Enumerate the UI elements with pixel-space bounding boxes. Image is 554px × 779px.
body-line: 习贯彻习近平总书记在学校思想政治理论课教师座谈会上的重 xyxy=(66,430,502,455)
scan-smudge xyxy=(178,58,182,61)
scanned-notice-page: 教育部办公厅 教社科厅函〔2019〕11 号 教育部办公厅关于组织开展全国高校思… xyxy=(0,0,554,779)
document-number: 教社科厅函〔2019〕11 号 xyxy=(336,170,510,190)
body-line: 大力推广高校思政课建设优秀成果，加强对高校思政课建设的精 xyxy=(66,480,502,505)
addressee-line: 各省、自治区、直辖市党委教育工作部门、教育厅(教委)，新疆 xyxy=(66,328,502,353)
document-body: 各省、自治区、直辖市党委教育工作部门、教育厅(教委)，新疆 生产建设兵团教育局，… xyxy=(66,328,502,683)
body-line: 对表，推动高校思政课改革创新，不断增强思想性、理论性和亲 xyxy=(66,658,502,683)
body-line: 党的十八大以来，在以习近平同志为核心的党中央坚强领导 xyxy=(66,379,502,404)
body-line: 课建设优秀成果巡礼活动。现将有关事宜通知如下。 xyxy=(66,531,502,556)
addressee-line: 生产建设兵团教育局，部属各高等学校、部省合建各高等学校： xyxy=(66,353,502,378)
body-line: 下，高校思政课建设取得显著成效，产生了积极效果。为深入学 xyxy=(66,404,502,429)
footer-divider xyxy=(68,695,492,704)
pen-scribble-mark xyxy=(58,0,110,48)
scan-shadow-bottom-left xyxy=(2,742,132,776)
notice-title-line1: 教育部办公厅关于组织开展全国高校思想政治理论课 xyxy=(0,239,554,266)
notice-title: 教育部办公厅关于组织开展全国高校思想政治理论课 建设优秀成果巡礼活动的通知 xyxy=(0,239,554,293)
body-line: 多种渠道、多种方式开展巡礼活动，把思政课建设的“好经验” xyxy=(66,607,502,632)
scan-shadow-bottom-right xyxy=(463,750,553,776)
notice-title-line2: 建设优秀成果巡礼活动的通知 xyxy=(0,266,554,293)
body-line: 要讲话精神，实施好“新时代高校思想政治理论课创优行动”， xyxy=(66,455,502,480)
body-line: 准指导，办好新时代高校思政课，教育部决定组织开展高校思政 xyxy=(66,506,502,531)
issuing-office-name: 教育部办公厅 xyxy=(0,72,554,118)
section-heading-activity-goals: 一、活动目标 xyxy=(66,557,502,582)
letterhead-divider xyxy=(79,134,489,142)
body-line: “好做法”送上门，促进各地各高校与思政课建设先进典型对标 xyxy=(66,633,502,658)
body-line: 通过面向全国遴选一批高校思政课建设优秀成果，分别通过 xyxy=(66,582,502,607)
○ ○ ○ ○ ○ ○ ○
_YOUR TASK_
Copy every line of the item above, character for character, with nothing changed.

_RESPONSE TO THE EXERCISE_
Enumerate the UI elements with pixel-space bounding boxes. Image is 554px × 779px.
body-line: 习贯彻习近平总书记在学校思想政治理论课教师座谈会上的重 xyxy=(66,430,502,455)
scan-smudge xyxy=(178,58,182,61)
scanned-notice-page: 教育部办公厅 教社科厅函〔2019〕11 号 教育部办公厅关于组织开展全国高校思… xyxy=(0,0,554,779)
document-number: 教社科厅函〔2019〕11 号 xyxy=(336,170,510,190)
body-line: 大力推广高校思政课建设优秀成果，加强对高校思政课建设的精 xyxy=(66,480,502,505)
addressee-line: 各省、自治区、直辖市党委教育工作部门、教育厅(教委)，新疆 xyxy=(66,328,502,353)
document-body: 各省、自治区、直辖市党委教育工作部门、教育厅(教委)，新疆 生产建设兵团教育局，… xyxy=(66,328,502,683)
body-line: 对表，推动高校思政课改革创新，不断增强思想性、理论性和亲 xyxy=(66,658,502,683)
body-line: 党的十八大以来，在以习近平同志为核心的党中央坚强领导 xyxy=(66,379,502,404)
body-line: 课建设优秀成果巡礼活动。现将有关事宜通知如下。 xyxy=(66,531,502,556)
addressee-line: 生产建设兵团教育局，部属各高等学校、部省合建各高等学校： xyxy=(66,353,502,378)
body-line: 下，高校思政课建设取得显著成效，产生了积极效果。为深入学 xyxy=(66,404,502,429)
footer-divider xyxy=(68,695,492,704)
pen-scribble-mark xyxy=(58,0,110,48)
scan-shadow-bottom-left xyxy=(2,742,132,776)
notice-title-line1: 教育部办公厅关于组织开展全国高校思想政治理论课 xyxy=(0,239,554,266)
notice-title: 教育部办公厅关于组织开展全国高校思想政治理论课 建设优秀成果巡礼活动的通知 xyxy=(0,239,554,293)
body-line: 多种渠道、多种方式开展巡礼活动，把思政课建设的“好经验” xyxy=(66,607,502,632)
scan-shadow-bottom-right xyxy=(463,750,553,776)
notice-title-line2: 建设优秀成果巡礼活动的通知 xyxy=(0,266,554,293)
body-line: 要讲话精神，实施好“新时代高校思想政治理论课创优行动”， xyxy=(66,455,502,480)
body-line: 准指导，办好新时代高校思政课，教育部决定组织开展高校思政 xyxy=(66,506,502,531)
issuing-office-name: 教育部办公厅 xyxy=(0,72,554,118)
section-heading-activity-goals: 一、活动目标 xyxy=(66,557,502,582)
letterhead-divider xyxy=(79,134,489,142)
body-line: “好做法”送上门，促进各地各高校与思政课建设先进典型对标 xyxy=(66,633,502,658)
body-line: 通过面向全国遴选一批高校思政课建设优秀成果，分别通过 xyxy=(66,582,502,607)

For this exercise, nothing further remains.